* **Work required**
Report only how many lines hold the word "clima".
[Raw records start]
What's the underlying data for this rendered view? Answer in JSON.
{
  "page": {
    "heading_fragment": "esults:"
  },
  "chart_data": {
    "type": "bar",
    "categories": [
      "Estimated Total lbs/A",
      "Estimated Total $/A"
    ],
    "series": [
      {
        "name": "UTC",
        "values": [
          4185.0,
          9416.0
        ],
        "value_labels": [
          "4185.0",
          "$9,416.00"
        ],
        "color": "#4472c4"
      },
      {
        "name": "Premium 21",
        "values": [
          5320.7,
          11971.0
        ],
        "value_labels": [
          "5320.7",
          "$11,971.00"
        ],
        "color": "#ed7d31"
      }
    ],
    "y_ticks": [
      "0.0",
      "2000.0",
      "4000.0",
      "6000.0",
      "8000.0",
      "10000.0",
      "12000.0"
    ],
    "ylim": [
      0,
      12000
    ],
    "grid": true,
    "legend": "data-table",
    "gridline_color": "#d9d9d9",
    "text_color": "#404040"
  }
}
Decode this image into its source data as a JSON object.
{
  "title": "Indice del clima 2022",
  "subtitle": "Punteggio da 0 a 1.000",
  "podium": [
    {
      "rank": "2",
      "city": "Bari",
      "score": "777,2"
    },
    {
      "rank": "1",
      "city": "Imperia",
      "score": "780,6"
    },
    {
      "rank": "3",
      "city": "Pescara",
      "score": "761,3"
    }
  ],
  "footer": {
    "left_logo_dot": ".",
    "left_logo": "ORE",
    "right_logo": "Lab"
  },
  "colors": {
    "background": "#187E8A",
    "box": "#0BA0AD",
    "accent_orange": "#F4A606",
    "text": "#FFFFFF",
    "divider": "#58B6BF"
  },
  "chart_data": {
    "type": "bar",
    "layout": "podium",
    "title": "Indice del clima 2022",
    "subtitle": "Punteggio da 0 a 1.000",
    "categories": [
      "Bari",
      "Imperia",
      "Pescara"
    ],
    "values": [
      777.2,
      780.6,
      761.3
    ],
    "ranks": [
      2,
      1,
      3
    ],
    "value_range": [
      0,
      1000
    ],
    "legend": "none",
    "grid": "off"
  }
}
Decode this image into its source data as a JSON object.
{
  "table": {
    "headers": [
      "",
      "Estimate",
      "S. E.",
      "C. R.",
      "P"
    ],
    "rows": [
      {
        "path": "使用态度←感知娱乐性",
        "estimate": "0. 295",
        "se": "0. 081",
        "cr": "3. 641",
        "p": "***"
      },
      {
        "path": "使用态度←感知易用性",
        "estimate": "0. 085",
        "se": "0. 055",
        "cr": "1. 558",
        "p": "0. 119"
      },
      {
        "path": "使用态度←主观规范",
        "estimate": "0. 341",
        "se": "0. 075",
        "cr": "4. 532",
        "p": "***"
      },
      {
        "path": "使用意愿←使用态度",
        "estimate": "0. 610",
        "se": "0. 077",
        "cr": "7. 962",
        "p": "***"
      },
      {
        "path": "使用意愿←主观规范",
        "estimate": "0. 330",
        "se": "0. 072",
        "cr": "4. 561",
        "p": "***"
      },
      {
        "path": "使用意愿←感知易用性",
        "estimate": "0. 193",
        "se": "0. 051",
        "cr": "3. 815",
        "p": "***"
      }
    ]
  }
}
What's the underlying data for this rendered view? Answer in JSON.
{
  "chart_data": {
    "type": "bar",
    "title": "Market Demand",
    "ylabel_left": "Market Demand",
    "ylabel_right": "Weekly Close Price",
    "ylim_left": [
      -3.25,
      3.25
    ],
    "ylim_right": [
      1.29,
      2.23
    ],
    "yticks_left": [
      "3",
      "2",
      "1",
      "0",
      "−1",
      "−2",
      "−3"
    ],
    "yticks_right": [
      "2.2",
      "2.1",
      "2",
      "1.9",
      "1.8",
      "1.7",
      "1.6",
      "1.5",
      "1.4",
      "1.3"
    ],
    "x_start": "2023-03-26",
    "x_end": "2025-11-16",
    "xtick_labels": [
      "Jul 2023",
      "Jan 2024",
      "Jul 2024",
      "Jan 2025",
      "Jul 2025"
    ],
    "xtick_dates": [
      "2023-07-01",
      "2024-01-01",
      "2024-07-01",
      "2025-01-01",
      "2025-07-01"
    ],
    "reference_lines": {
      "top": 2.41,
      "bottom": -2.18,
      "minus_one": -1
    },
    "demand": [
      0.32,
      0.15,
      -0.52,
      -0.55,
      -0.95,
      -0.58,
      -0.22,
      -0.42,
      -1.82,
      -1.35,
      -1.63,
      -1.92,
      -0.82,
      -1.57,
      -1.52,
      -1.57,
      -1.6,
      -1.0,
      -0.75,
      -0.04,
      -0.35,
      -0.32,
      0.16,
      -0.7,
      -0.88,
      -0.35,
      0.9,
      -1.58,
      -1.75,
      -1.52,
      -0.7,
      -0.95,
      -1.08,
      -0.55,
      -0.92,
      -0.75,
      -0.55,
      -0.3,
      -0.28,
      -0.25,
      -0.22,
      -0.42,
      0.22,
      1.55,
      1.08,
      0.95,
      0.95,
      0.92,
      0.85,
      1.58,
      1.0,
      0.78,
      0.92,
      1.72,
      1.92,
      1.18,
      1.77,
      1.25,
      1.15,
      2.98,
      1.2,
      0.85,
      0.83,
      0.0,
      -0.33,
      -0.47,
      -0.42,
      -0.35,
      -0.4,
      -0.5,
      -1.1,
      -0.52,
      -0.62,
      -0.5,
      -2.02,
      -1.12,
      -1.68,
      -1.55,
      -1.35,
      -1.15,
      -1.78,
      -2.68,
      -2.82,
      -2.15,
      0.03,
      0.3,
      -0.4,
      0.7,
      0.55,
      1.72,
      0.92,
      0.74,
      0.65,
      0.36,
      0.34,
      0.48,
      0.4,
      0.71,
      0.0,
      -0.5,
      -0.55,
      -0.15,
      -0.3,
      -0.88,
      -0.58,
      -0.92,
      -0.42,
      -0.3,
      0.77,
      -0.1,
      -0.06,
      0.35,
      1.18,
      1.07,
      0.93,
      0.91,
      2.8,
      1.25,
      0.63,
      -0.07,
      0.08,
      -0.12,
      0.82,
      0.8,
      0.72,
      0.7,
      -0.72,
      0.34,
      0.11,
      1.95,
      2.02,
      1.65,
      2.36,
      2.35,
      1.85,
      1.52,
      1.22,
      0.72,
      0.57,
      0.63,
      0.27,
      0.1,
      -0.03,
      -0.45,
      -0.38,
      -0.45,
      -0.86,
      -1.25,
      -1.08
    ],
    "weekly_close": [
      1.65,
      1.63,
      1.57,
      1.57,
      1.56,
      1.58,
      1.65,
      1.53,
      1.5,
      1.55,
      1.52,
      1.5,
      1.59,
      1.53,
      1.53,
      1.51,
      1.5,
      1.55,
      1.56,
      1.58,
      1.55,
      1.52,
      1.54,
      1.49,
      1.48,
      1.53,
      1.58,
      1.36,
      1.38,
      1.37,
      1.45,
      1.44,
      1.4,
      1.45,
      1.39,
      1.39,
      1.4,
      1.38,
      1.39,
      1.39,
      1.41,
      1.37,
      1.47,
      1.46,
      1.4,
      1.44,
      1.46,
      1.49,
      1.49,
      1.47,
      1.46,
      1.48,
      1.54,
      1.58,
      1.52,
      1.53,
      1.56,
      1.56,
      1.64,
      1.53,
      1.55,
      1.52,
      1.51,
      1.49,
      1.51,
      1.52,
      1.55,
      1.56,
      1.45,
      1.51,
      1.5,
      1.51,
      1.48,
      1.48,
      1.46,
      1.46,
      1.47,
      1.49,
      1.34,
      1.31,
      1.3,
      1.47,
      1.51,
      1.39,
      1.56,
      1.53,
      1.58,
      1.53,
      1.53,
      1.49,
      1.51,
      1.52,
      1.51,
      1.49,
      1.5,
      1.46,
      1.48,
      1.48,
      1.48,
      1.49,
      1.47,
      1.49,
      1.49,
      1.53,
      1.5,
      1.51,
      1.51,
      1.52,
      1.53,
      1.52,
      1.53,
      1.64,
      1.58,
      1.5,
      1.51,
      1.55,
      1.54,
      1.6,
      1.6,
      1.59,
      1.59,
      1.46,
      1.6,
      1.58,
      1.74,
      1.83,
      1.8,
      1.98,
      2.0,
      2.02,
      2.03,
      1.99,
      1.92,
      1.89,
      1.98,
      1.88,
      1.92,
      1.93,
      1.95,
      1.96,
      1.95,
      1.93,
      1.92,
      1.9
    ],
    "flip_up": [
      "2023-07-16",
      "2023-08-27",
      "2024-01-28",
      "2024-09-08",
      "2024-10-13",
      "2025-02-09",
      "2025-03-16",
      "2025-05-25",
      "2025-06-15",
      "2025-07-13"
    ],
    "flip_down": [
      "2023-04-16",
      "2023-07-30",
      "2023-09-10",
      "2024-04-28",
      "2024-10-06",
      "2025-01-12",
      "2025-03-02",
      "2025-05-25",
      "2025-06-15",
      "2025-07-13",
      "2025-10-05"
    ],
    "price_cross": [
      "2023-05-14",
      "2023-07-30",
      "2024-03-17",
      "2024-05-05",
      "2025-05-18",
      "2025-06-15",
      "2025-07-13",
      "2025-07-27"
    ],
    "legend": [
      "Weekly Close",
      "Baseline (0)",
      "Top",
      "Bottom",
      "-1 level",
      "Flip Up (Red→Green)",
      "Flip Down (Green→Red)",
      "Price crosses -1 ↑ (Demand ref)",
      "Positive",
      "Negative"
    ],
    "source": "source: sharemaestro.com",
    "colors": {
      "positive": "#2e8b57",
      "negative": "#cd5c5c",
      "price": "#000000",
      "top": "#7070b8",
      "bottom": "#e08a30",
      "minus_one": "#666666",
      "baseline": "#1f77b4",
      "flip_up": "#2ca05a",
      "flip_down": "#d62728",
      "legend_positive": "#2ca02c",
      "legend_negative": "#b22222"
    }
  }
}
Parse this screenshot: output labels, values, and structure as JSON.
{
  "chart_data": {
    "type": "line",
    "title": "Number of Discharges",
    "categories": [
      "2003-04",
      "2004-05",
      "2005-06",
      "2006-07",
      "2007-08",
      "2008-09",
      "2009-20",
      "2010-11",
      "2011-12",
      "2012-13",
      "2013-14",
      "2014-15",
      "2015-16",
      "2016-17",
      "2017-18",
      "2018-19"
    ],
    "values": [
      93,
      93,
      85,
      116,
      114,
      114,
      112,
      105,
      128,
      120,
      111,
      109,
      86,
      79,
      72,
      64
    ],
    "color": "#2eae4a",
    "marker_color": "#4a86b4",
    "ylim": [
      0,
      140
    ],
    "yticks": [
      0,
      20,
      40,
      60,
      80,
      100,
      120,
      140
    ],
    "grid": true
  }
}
[Raw records end]
* **Exercise answer**
2